■ EXERCISE GOAL:
Set down each record below precisely, skipping the pictures.

■ Recorded data:
▼▼▼

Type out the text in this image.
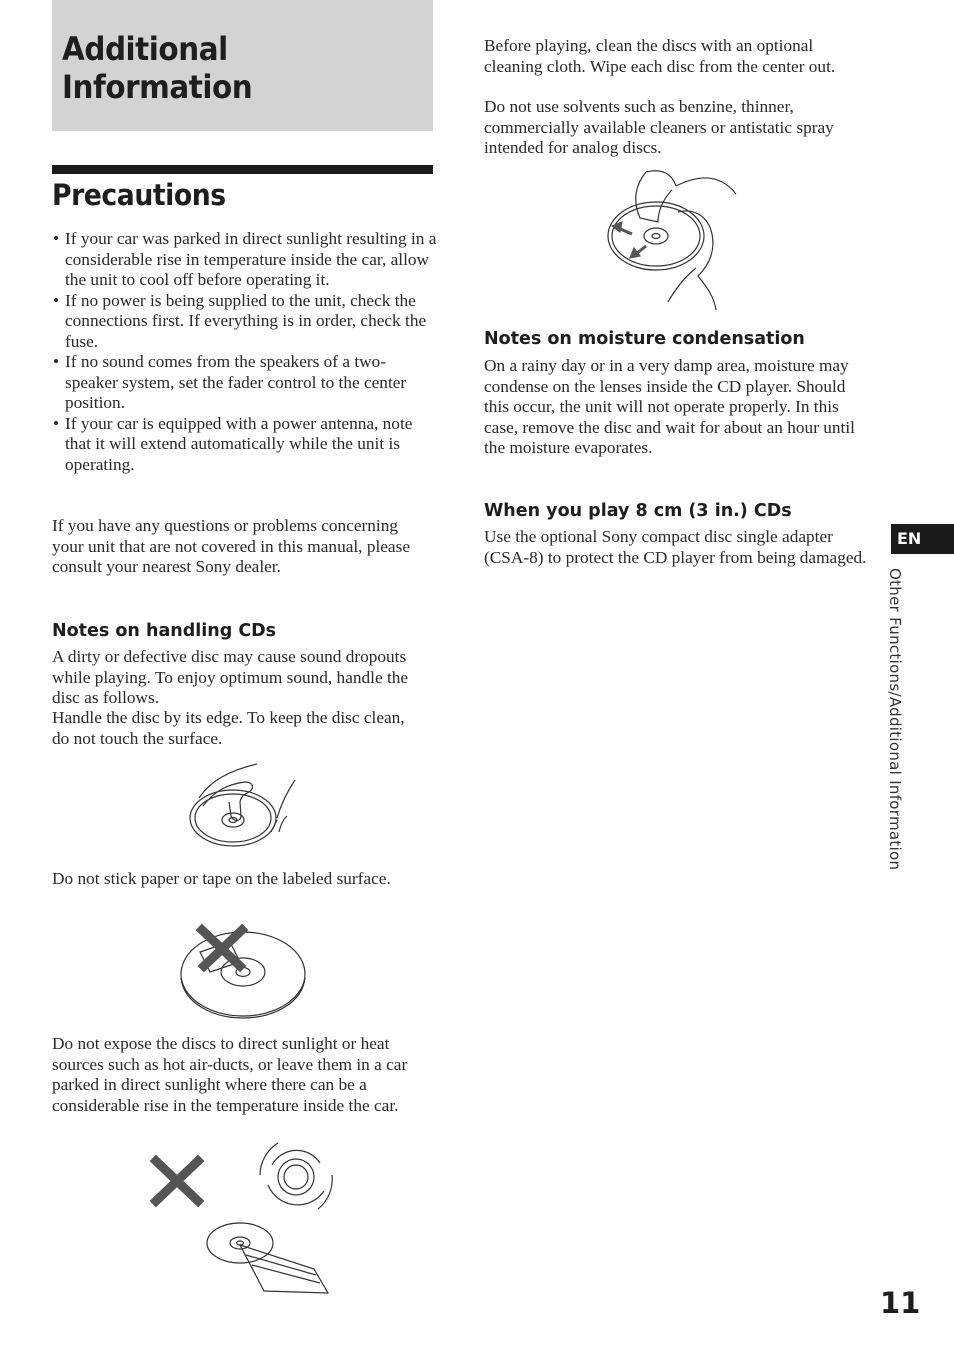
Additional
Information
Precautions
• If your car was parked in direct sunlight resulting in a considerable rise in temperature inside the car, allow the unit to cool off before operating it.
• If no power is being supplied to the unit, check the connections first. If everything is in order, check the fuse.
• If no sound comes from the speakers of a two-speaker system, set the fader control to the center position.
• If your car is equipped with a power antenna, note that it will extend automatically while the unit is operating.

If you have any questions or problems concerning your unit that are not covered in this manual, please consult your nearest Sony dealer.

Notes on handling CDs

A dirty or defective disc may cause sound dropouts while playing. To enjoy optimum sound, handle the disc as follows.

Handle the disc by its edge. To keep the disc clean, do not touch the surface.

Do not stick paper or tape on the labeled surface.

Do not expose the discs to direct sunlight or heat sources such as hot air-ducts, or leave them in a car parked in direct sunlight where there can be a considerable rise in the temperature inside the car.

Before playing, clean the discs with an optional cleaning cloth. Wipe each disc from the center out.

Do not use solvents such as benzine, thinner, commercially available cleaners or antistatic spray intended for analog discs.

Notes on moisture condensation

On a rainy day or in a very damp area, moisture may condense on the lenses inside the CD player. Should this occur, the unit will not operate properly. In this case, remove the disc and wait for about an hour until the moisture evaporates.

When you play 8 cm (3 in.) CDs

Use the optional Sony compact disc single adapter (CSA-8) to protect the CD player from being damaged.

EN
Other Functions/Additional Information
11
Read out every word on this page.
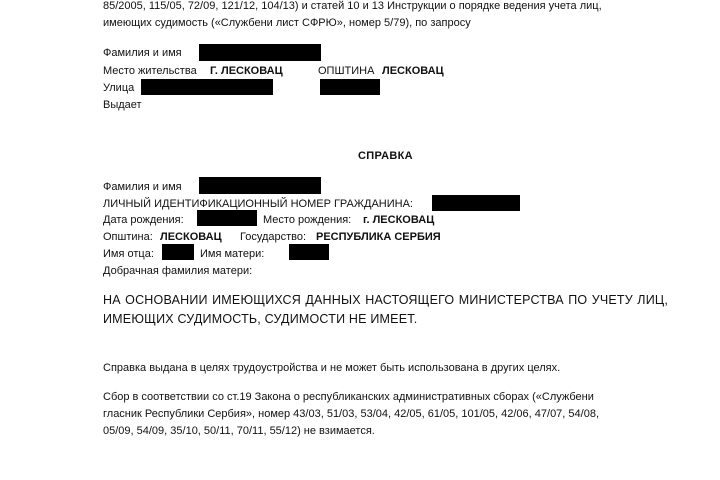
85/2005, 115/05, 72/09, 121/12, 104/13) и статей 10 и 13 Инструкции о порядке ведения учета лиц,
имеющих судимость («Службени лист СФРЮ», номер 5/79), по запросу
Фамилия и имя
Место жительства Г. ЛЕСКОВАЦ	ОПШТИНА ЛЕСКОВАЦ
Улица
Выдает
СПРАВКА
Фамилия и имя
ЛИЧНЫЙ ИДЕНТИФИКАЦИОННЫЙ НОМЕР ГРАЖДАНИНА:
Дата рождения:	Место рождения: г. ЛЕСКОВАЦ
Општина: ЛЕСКОВАЦ Государство: РЕСПУБЛИКА СЕРБИЯ
Имя отца:	Имя матери:
Добрачная фамилия матери:
НА ОСНОВАНИИ ИМЕЮЩИХСЯ ДАННЫХ НАСТОЯЩЕГО МИНИСТЕРСТВА ПО УЧЕТУ ЛИЦ, ИМЕЮЩИХ СУДИМОСТЬ, СУДИМОСТИ НЕ ИМЕЕТ.
Справка выдана в целях трудоустройства и не может быть использована в других целях.
Сбор в соответствии со ст.19 Закона о республиканских административных сборах («Службени
гласник Республики Сербия», номер 43/03, 51/03, 53/04, 42/05, 61/05, 101/05, 42/06, 47/07, 54/08,
05/09, 54/09, 35/10, 50/11, 70/11, 55/12) не взимается.
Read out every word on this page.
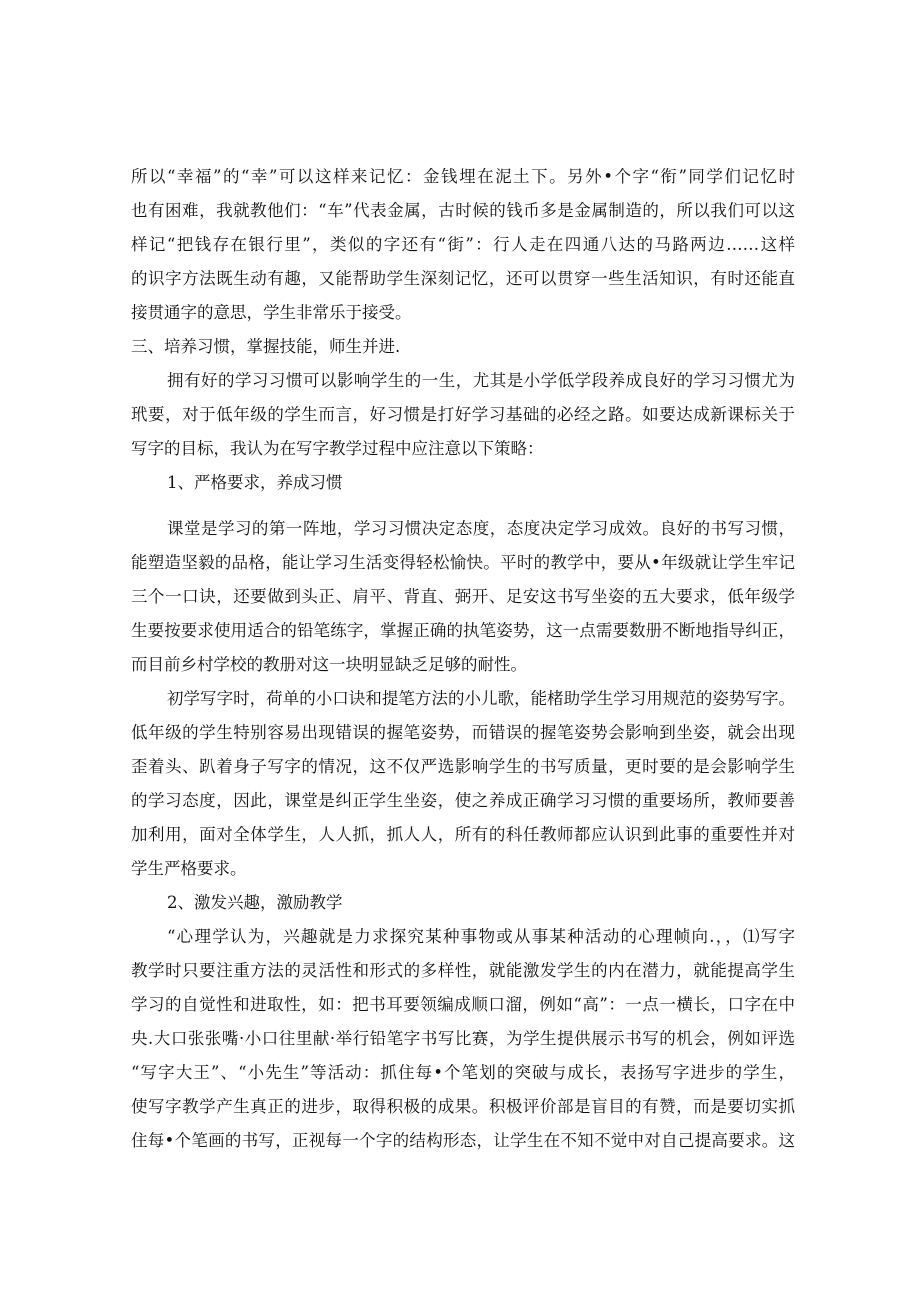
所以“幸福”的“幸”可以这样来记忆：金钱埋在泥土下。另外•个字“衔”同学们记忆时
也有困难，我就教他们：“车”代表金属，古时候的钱币多是金属制造的，所以我们可以这
样记“把钱存在银行里”，类似的字还有“街”：行人走在四通八达的马路两边……这样
的识字方法既生动有趣，又能帮助学生深刻记忆，还可以贯穿一些生活知识，有时还能直
接贯通字的意思，学生非常乐于接受。
三、培养习惯，掌握技能，师生并进.
拥有好的学习习惯可以影响学生的一生，尤其是小学低学段养成良好的学习习惯尤为
玳要，对于低年级的学生而言，好习惯是打好学习基础的必经之路。如要达成新课标关于
写字的目标，我认为在写字教学过程中应注意以下策略：
1、严格要求，养成习惯
课堂是学习的第一阵地，学习习惯决定态度，态度决定学习成效。良好的书写习惯，
能塑造坚毅的品格，能让学习生活变得轻松愉快。平时的教学中，要从•年级就让学生牢记
三个一口诀，还要做到头正、肩平、背直、弼开、足安这书写坐姿的五大要求，低年级学
生要按要求使用适合的铅笔练字，掌握正确的执笔姿势，这一点需要数册不断地指导纠正，
而目前乡村学校的教册对这一块明显缺乏足够的耐性。
初学写字时，荷单的小口诀和提笔方法的小儿歌，能楮助学生学习用规范的姿势写字。
低年级的学生特别容易出现错误的握笔姿势，而错误的握笔姿势会影响到坐姿，就会出现
歪着头、趴着身子写字的情况，这不仅严选影响学生的书写质量，更时要的是会影响学生
的学习态度，因此，课堂是纠正学生坐姿，使之养成正确学习习惯的重要场所，教师要善
加利用，面对全体学生，人人抓，抓人人，所有的科任教师都应认识到此事的重要性并对
学生严格要求。
2、激发兴趣，激励教学
“心理学认为，兴趣就是力求探究某种事物或从事某种活动的心理帧向.，，⑴写字
教学时只要注重方法的灵活性和形式的多样性，就能激发学生的内在潜力，就能提高学生
学习的自觉性和进取性，如：把书耳要领编成顺口溜，例如“高”：一点一横长，口字在中
央.大口张张嘴·小口往里献·举行铅笔字书写比赛，为学生提供展示书写的机会，例如评选
“写字大王”、“小先生”等活动：抓住每•个笔划的突破与成长，表扬写字进步的学生，
使写字教学产生真正的进步，取得积极的成果。积极评价部是盲目的有赞，而是要切实抓
住每•个笔画的书写，正视每一个字的结构形态，让学生在不知不觉中对自己提高要求。这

▲▲▲

■ ANSWER FOR THIS EXERCISE:
Type out the text in this image.
Additional
Information
Precautions
• If your car was parked in direct sunlight resulting in a considerable rise in temperature inside the car, allow the unit to cool off before operating it.
• If no power is being supplied to the unit, check the connections first. If everything is in order, check the fuse.
• If no sound comes from the speakers of a two-speaker system, set the fader control to the center position.
• If your car is equipped with a power antenna, note that it will extend automatically while the unit is operating.

If you have any questions or problems concerning your unit that are not covered in this manual, please consult your nearest Sony dealer.

Notes on handling CDs

A dirty or defective disc may cause sound dropouts while playing. To enjoy optimum sound, handle the disc as follows.

Handle the disc by its edge. To keep the disc clean, do not touch the surface.

Do not stick paper or tape on the labeled surface.

Do not expose the discs to direct sunlight or heat sources such as hot air-ducts, or leave them in a car parked in direct sunlight where there can be a considerable rise in the temperature inside the car.

Before playing, clean the discs with an optional cleaning cloth. Wipe each disc from the center out.

Do not use solvents such as benzine, thinner, commercially available cleaners or antistatic spray intended for analog discs.

Notes on moisture condensation

On a rainy day or in a very damp area, moisture may condense on the lenses inside the CD player. Should this occur, the unit will not operate properly. In this case, remove the disc and wait for about an hour until the moisture evaporates.

When you play 8 cm (3 in.) CDs

Use the optional Sony compact disc single adapter (CSA-8) to protect the CD player from being damaged.

EN
Other Functions/Additional Information
11
Read out every word on this page.
85/2005, 115/05, 72/09, 121/12, 104/13) и статей 10 и 13 Инструкции о порядке ведения учета лиц,
имеющих судимость («Службени лист СФРЮ», номер 5/79), по запросу
Фамилия и имя
Место жительства Г. ЛЕСКОВАЦ	ОПШТИНА ЛЕСКОВАЦ
Улица
Выдает
СПРАВКА
Фамилия и имя
ЛИЧНЫЙ ИДЕНТИФИКАЦИОННЫЙ НОМЕР ГРАЖДАНИНА:
Дата рождения:	Место рождения: г. ЛЕСКОВАЦ
Општина: ЛЕСКОВАЦ Государство: РЕСПУБЛИКА СЕРБИЯ
Имя отца:	Имя матери:
Добрачная фамилия матери:
НА ОСНОВАНИИ ИМЕЮЩИХСЯ ДАННЫХ НАСТОЯЩЕГО МИНИСТЕРСТВА ПО УЧЕТУ ЛИЦ, ИМЕЮЩИХ СУДИМОСТЬ, СУДИМОСТИ НЕ ИМЕЕТ.
Справка выдана в целях трудоустройства и не может быть использована в других целях.
Сбор в соответствии со ст.19 Закона о республиканских административных сборах («Службени
гласник Республики Сербия», номер 43/03, 51/03, 53/04, 42/05, 61/05, 101/05, 42/06, 47/07, 54/08,
05/09, 54/09, 35/10, 50/11, 70/11, 55/12) не взимается.
Read out every word on this page.
所以“幸福”的“幸”可以这样来记忆：金钱埋在泥土下。另外•个字“衔”同学们记忆时
也有困难，我就教他们：“车”代表金属，古时候的钱币多是金属制造的，所以我们可以这
样记“把钱存在银行里”，类似的字还有“街”：行人走在四通八达的马路两边……这样
的识字方法既生动有趣，又能帮助学生深刻记忆，还可以贯穿一些生活知识，有时还能直
接贯通字的意思，学生非常乐于接受。
三、培养习惯，掌握技能，师生并进.
拥有好的学习习惯可以影响学生的一生，尤其是小学低学段养成良好的学习习惯尤为
玳要，对于低年级的学生而言，好习惯是打好学习基础的必经之路。如要达成新课标关于
写字的目标，我认为在写字教学过程中应注意以下策略：
1、严格要求，养成习惯
课堂是学习的第一阵地，学习习惯决定态度，态度决定学习成效。良好的书写习惯，
能塑造坚毅的品格，能让学习生活变得轻松愉快。平时的教学中，要从•年级就让学生牢记
三个一口诀，还要做到头正、肩平、背直、弼开、足安这书写坐姿的五大要求，低年级学
生要按要求使用适合的铅笔练字，掌握正确的执笔姿势，这一点需要数册不断地指导纠正，
而目前乡村学校的教册对这一块明显缺乏足够的耐性。
初学写字时，荷单的小口诀和提笔方法的小儿歌，能楮助学生学习用规范的姿势写字。
低年级的学生特别容易出现错误的握笔姿势，而错误的握笔姿势会影响到坐姿，就会出现
歪着头、趴着身子写字的情况，这不仅严选影响学生的书写质量，更时要的是会影响学生
的学习态度，因此，课堂是纠正学生坐姿，使之养成正确学习习惯的重要场所，教师要善
加利用，面对全体学生，人人抓，抓人人，所有的科任教师都应认识到此事的重要性并对
学生严格要求。
2、激发兴趣，激励教学
“心理学认为，兴趣就是力求探究某种事物或从事某种活动的心理帧向.，，⑴写字
教学时只要注重方法的灵活性和形式的多样性，就能激发学生的内在潜力，就能提高学生
学习的自觉性和进取性，如：把书耳要领编成顺口溜，例如“高”：一点一横长，口字在中
央.大口张张嘴·小口往里献·举行铅笔字书写比赛，为学生提供展示书写的机会，例如评选
“写字大王”、“小先生”等活动：抓住每•个笔划的突破与成长，表扬写字进步的学生，
使写字教学产生真正的进步，取得积极的成果。积极评价部是盲目的有赞，而是要切实抓
住每•个笔画的书写，正视每一个字的结构形态，让学生在不知不觉中对自己提高要求。这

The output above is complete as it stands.